Dataset excerpts:
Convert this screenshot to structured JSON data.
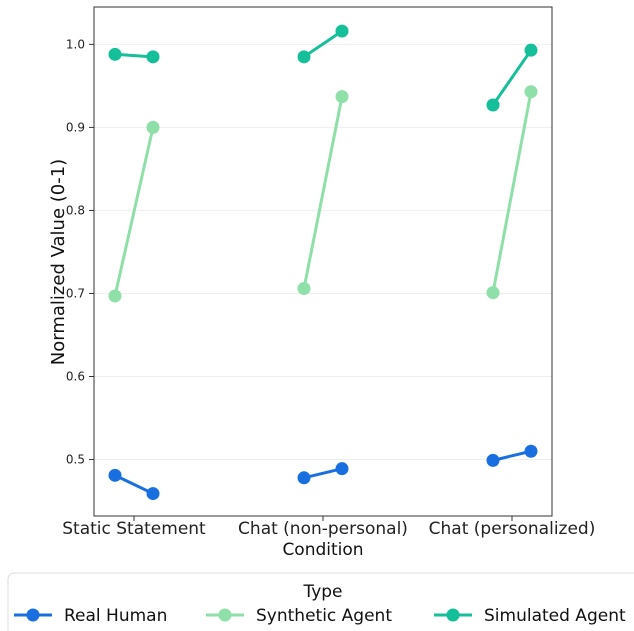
{
  "chart_data": {
    "type": "line",
    "xlabel": "Condition",
    "ylabel": "Normalized Value (0-1)",
    "categories": [
      "Static Statement",
      "Chat (non-personal)",
      "Chat (personalized)"
    ],
    "ylim": [
      0.432,
      1.045
    ],
    "yticks": [
      "0.5",
      "0.6",
      "0.7",
      "0.8",
      "0.9",
      "1.0"
    ],
    "grid": "horizontal, light",
    "legend": {
      "title": "Type",
      "placement": "bottom",
      "entries": [
        "Real Human",
        "Synthetic Agent",
        "Simulated Agent"
      ]
    },
    "series": [
      {
        "name": "Real Human",
        "color": "#1a6fe0",
        "values": [
          [
            0.481,
            0.459
          ],
          [
            0.478,
            0.489
          ],
          [
            0.499,
            0.51
          ]
        ]
      },
      {
        "name": "Synthetic Agent",
        "color": "#8fe0a8",
        "values": [
          [
            0.697,
            0.9
          ],
          [
            0.706,
            0.937
          ],
          [
            0.701,
            0.943
          ]
        ]
      },
      {
        "name": "Simulated Agent",
        "color": "#14bf9a",
        "values": [
          [
            0.988,
            0.985
          ],
          [
            0.985,
            1.016
          ],
          [
            0.927,
            0.993
          ]
        ]
      }
    ]
  }
}
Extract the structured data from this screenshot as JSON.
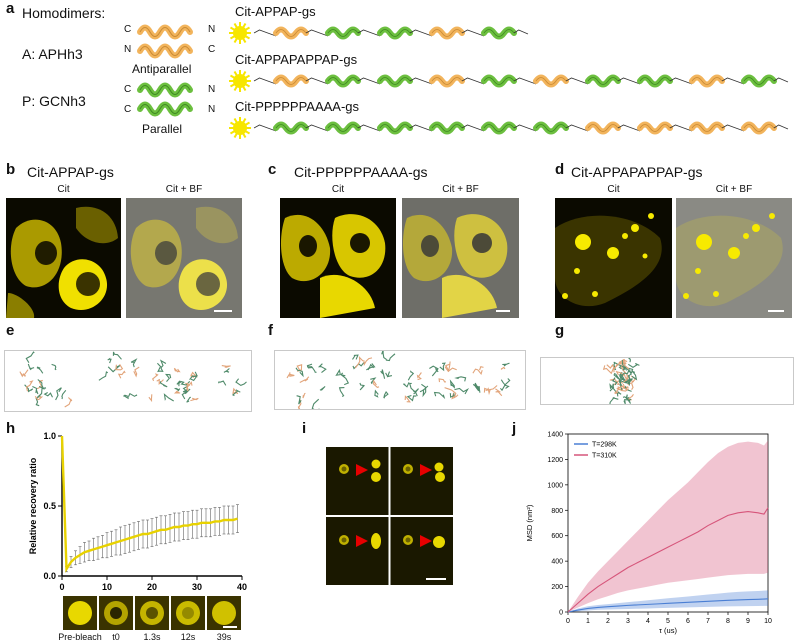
{
  "panel_a": {
    "label": "a",
    "homodimers_title": "Homodimers:",
    "dimer_a": "A: APHh3",
    "dimer_p": "P: GCNh3",
    "antiparallel": "Antiparallel",
    "parallel": "Parallel",
    "term_c": "C",
    "term_n": "N",
    "constructs": [
      "Cit-APPAP-gs",
      "Cit-APPAPAPPAP-gs",
      "Cit-PPPPPPAAAA-gs"
    ],
    "colors": {
      "apha": "#f2b45c",
      "gcn": "#6cbf3f",
      "citrine": "#f7e600"
    }
  },
  "panel_b": {
    "label": "b",
    "title": "Cit-APPAP-gs",
    "left": "Cit",
    "right": "Cit + BF"
  },
  "panel_c": {
    "label": "c",
    "title": "Cit-PPPPPPAAAA-gs",
    "left": "Cit",
    "right": "Cit + BF"
  },
  "panel_d": {
    "label": "d",
    "title": "Cit-APPAPAPPAP-gs",
    "left": "Cit",
    "right": "Cit + BF"
  },
  "panel_e": {
    "label": "e"
  },
  "panel_f": {
    "label": "f"
  },
  "panel_g": {
    "label": "g"
  },
  "panel_h": {
    "label": "h",
    "frames": [
      "Pre-bleach",
      "t0",
      "1.3s",
      "12s",
      "39s"
    ]
  },
  "panel_i": {
    "label": "i"
  },
  "panel_j": {
    "label": "j"
  },
  "chart_data": [
    {
      "type": "line",
      "panel": "h",
      "title": "",
      "xlabel": "",
      "ylabel": "Relative recovery ratio",
      "xlim": [
        0,
        40
      ],
      "ylim": [
        0,
        1.0
      ],
      "xticks": [
        "0",
        "10",
        "20",
        "30",
        "40"
      ],
      "yticks": [
        "0.0",
        "0.5",
        "1.0"
      ],
      "color": "#e8d200",
      "x": [
        0,
        1,
        2,
        3,
        4,
        5,
        6,
        7,
        8,
        9,
        10,
        11,
        12,
        13,
        14,
        15,
        16,
        17,
        18,
        19,
        20,
        21,
        22,
        23,
        24,
        25,
        26,
        27,
        28,
        29,
        30,
        31,
        32,
        33,
        34,
        35,
        36,
        37,
        38,
        39
      ],
      "values": [
        1.0,
        0.05,
        0.1,
        0.13,
        0.15,
        0.17,
        0.18,
        0.19,
        0.2,
        0.21,
        0.22,
        0.23,
        0.24,
        0.25,
        0.26,
        0.27,
        0.28,
        0.29,
        0.3,
        0.3,
        0.31,
        0.32,
        0.33,
        0.33,
        0.34,
        0.35,
        0.35,
        0.36,
        0.36,
        0.37,
        0.37,
        0.38,
        0.38,
        0.38,
        0.39,
        0.39,
        0.4,
        0.4,
        0.4,
        0.41
      ],
      "errors": [
        0.0,
        0.02,
        0.04,
        0.05,
        0.06,
        0.07,
        0.07,
        0.08,
        0.08,
        0.08,
        0.09,
        0.09,
        0.09,
        0.1,
        0.1,
        0.1,
        0.1,
        0.1,
        0.1,
        0.1,
        0.1,
        0.1,
        0.1,
        0.1,
        0.1,
        0.1,
        0.1,
        0.1,
        0.1,
        0.1,
        0.1,
        0.1,
        0.1,
        0.1,
        0.1,
        0.1,
        0.1,
        0.1,
        0.1,
        0.1
      ]
    },
    {
      "type": "area",
      "panel": "j",
      "title": "",
      "xlabel": "τ (us)",
      "ylabel": "MSD (nm²)",
      "xlim": [
        0,
        10
      ],
      "ylim": [
        0,
        1400
      ],
      "xticks": [
        "0",
        "1",
        "2",
        "3",
        "4",
        "5",
        "6",
        "7",
        "8",
        "9",
        "10"
      ],
      "yticks": [
        "0",
        "200",
        "400",
        "600",
        "800",
        "1000",
        "1200",
        "1400"
      ],
      "legend_position": "top-left",
      "x": [
        0,
        0.5,
        1,
        1.5,
        2,
        2.5,
        3,
        3.5,
        4,
        4.5,
        5,
        5.5,
        6,
        6.5,
        7,
        7.5,
        8,
        8.5,
        9,
        9.5,
        9.8,
        10
      ],
      "series": [
        {
          "name": "T=298K",
          "color": "#4a7fd4",
          "values": [
            0,
            15,
            28,
            36,
            42,
            47,
            52,
            56,
            60,
            64,
            68,
            72,
            76,
            80,
            84,
            88,
            92,
            95,
            98,
            100,
            102,
            104
          ],
          "lower": [
            0,
            5,
            12,
            18,
            20,
            22,
            24,
            26,
            28,
            30,
            32,
            34,
            36,
            38,
            40,
            42,
            44,
            45,
            46,
            47,
            48,
            48
          ],
          "upper": [
            0,
            28,
            45,
            55,
            62,
            70,
            78,
            85,
            92,
            100,
            108,
            115,
            122,
            130,
            138,
            145,
            152,
            158,
            162,
            165,
            168,
            170
          ]
        },
        {
          "name": "T=310K",
          "color": "#d6557a",
          "values": [
            0,
            70,
            140,
            200,
            250,
            300,
            350,
            390,
            430,
            470,
            510,
            550,
            590,
            630,
            680,
            720,
            760,
            780,
            790,
            780,
            770,
            820
          ],
          "lower": [
            0,
            35,
            70,
            100,
            125,
            150,
            170,
            185,
            200,
            215,
            230,
            240,
            250,
            260,
            270,
            280,
            290,
            295,
            300,
            300,
            300,
            310
          ],
          "upper": [
            0,
            120,
            230,
            320,
            400,
            480,
            560,
            640,
            720,
            800,
            880,
            950,
            1020,
            1100,
            1180,
            1250,
            1300,
            1330,
            1340,
            1330,
            1310,
            1350
          ]
        }
      ]
    }
  ]
}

Short problem: Set the entries down again exactly. Do not include the images.

Solution:
Convert this screenshot to structured JSON data.
{
  "chart_data": {
    "type": "line",
    "xlabel": "Condition",
    "ylabel": "Normalized Value (0-1)",
    "categories": [
      "Static Statement",
      "Chat (non-personal)",
      "Chat (personalized)"
    ],
    "ylim": [
      0.432,
      1.045
    ],
    "yticks": [
      "0.5",
      "0.6",
      "0.7",
      "0.8",
      "0.9",
      "1.0"
    ],
    "grid": "horizontal, light",
    "legend": {
      "title": "Type",
      "placement": "bottom",
      "entries": [
        "Real Human",
        "Synthetic Agent",
        "Simulated Agent"
      ]
    },
    "series": [
      {
        "name": "Real Human",
        "color": "#1a6fe0",
        "values": [
          [
            0.481,
            0.459
          ],
          [
            0.478,
            0.489
          ],
          [
            0.499,
            0.51
          ]
        ]
      },
      {
        "name": "Synthetic Agent",
        "color": "#8fe0a8",
        "values": [
          [
            0.697,
            0.9
          ],
          [
            0.706,
            0.937
          ],
          [
            0.701,
            0.943
          ]
        ]
      },
      {
        "name": "Simulated Agent",
        "color": "#14bf9a",
        "values": [
          [
            0.988,
            0.985
          ],
          [
            0.985,
            1.016
          ],
          [
            0.927,
            0.993
          ]
        ]
      }
    ]
  }
}
Extract the structured data from this screenshot as JSON.
{
  "panel_a": {
    "label": "a",
    "homodimers_title": "Homodimers:",
    "dimer_a": "A: APHh3",
    "dimer_p": "P: GCNh3",
    "antiparallel": "Antiparallel",
    "parallel": "Parallel",
    "term_c": "C",
    "term_n": "N",
    "constructs": [
      "Cit-APPAP-gs",
      "Cit-APPAPAPPAP-gs",
      "Cit-PPPPPPAAAA-gs"
    ],
    "colors": {
      "apha": "#f2b45c",
      "gcn": "#6cbf3f",
      "citrine": "#f7e600"
    }
  },
  "panel_b": {
    "label": "b",
    "title": "Cit-APPAP-gs",
    "left": "Cit",
    "right": "Cit + BF"
  },
  "panel_c": {
    "label": "c",
    "title": "Cit-PPPPPPAAAA-gs",
    "left": "Cit",
    "right": "Cit + BF"
  },
  "panel_d": {
    "label": "d",
    "title": "Cit-APPAPAPPAP-gs",
    "left": "Cit",
    "right": "Cit + BF"
  },
  "panel_e": {
    "label": "e"
  },
  "panel_f": {
    "label": "f"
  },
  "panel_g": {
    "label": "g"
  },
  "panel_h": {
    "label": "h",
    "frames": [
      "Pre-bleach",
      "t0",
      "1.3s",
      "12s",
      "39s"
    ]
  },
  "panel_i": {
    "label": "i"
  },
  "panel_j": {
    "label": "j"
  },
  "chart_data": [
    {
      "type": "line",
      "panel": "h",
      "title": "",
      "xlabel": "",
      "ylabel": "Relative recovery ratio",
      "xlim": [
        0,
        40
      ],
      "ylim": [
        0,
        1.0
      ],
      "xticks": [
        "0",
        "10",
        "20",
        "30",
        "40"
      ],
      "yticks": [
        "0.0",
        "0.5",
        "1.0"
      ],
      "color": "#e8d200",
      "x": [
        0,
        1,
        2,
        3,
        4,
        5,
        6,
        7,
        8,
        9,
        10,
        11,
        12,
        13,
        14,
        15,
        16,
        17,
        18,
        19,
        20,
        21,
        22,
        23,
        24,
        25,
        26,
        27,
        28,
        29,
        30,
        31,
        32,
        33,
        34,
        35,
        36,
        37,
        38,
        39
      ],
      "values": [
        1.0,
        0.05,
        0.1,
        0.13,
        0.15,
        0.17,
        0.18,
        0.19,
        0.2,
        0.21,
        0.22,
        0.23,
        0.24,
        0.25,
        0.26,
        0.27,
        0.28,
        0.29,
        0.3,
        0.3,
        0.31,
        0.32,
        0.33,
        0.33,
        0.34,
        0.35,
        0.35,
        0.36,
        0.36,
        0.37,
        0.37,
        0.38,
        0.38,
        0.38,
        0.39,
        0.39,
        0.4,
        0.4,
        0.4,
        0.41
      ],
      "errors": [
        0.0,
        0.02,
        0.04,
        0.05,
        0.06,
        0.07,
        0.07,
        0.08,
        0.08,
        0.08,
        0.09,
        0.09,
        0.09,
        0.1,
        0.1,
        0.1,
        0.1,
        0.1,
        0.1,
        0.1,
        0.1,
        0.1,
        0.1,
        0.1,
        0.1,
        0.1,
        0.1,
        0.1,
        0.1,
        0.1,
        0.1,
        0.1,
        0.1,
        0.1,
        0.1,
        0.1,
        0.1,
        0.1,
        0.1,
        0.1
      ]
    },
    {
      "type": "area",
      "panel": "j",
      "title": "",
      "xlabel": "τ (us)",
      "ylabel": "MSD (nm²)",
      "xlim": [
        0,
        10
      ],
      "ylim": [
        0,
        1400
      ],
      "xticks": [
        "0",
        "1",
        "2",
        "3",
        "4",
        "5",
        "6",
        "7",
        "8",
        "9",
        "10"
      ],
      "yticks": [
        "0",
        "200",
        "400",
        "600",
        "800",
        "1000",
        "1200",
        "1400"
      ],
      "legend_position": "top-left",
      "x": [
        0,
        0.5,
        1,
        1.5,
        2,
        2.5,
        3,
        3.5,
        4,
        4.5,
        5,
        5.5,
        6,
        6.5,
        7,
        7.5,
        8,
        8.5,
        9,
        9.5,
        9.8,
        10
      ],
      "series": [
        {
          "name": "T=298K",
          "color": "#4a7fd4",
          "values": [
            0,
            15,
            28,
            36,
            42,
            47,
            52,
            56,
            60,
            64,
            68,
            72,
            76,
            80,
            84,
            88,
            92,
            95,
            98,
            100,
            102,
            104
          ],
          "lower": [
            0,
            5,
            12,
            18,
            20,
            22,
            24,
            26,
            28,
            30,
            32,
            34,
            36,
            38,
            40,
            42,
            44,
            45,
            46,
            47,
            48,
            48
          ],
          "upper": [
            0,
            28,
            45,
            55,
            62,
            70,
            78,
            85,
            92,
            100,
            108,
            115,
            122,
            130,
            138,
            145,
            152,
            158,
            162,
            165,
            168,
            170
          ]
        },
        {
          "name": "T=310K",
          "color": "#d6557a",
          "values": [
            0,
            70,
            140,
            200,
            250,
            300,
            350,
            390,
            430,
            470,
            510,
            550,
            590,
            630,
            680,
            720,
            760,
            780,
            790,
            780,
            770,
            820
          ],
          "lower": [
            0,
            35,
            70,
            100,
            125,
            150,
            170,
            185,
            200,
            215,
            230,
            240,
            250,
            260,
            270,
            280,
            290,
            295,
            300,
            300,
            300,
            310
          ],
          "upper": [
            0,
            120,
            230,
            320,
            400,
            480,
            560,
            640,
            720,
            800,
            880,
            950,
            1020,
            1100,
            1180,
            1250,
            1300,
            1330,
            1340,
            1330,
            1310,
            1350
          ]
        }
      ]
    }
  ]
}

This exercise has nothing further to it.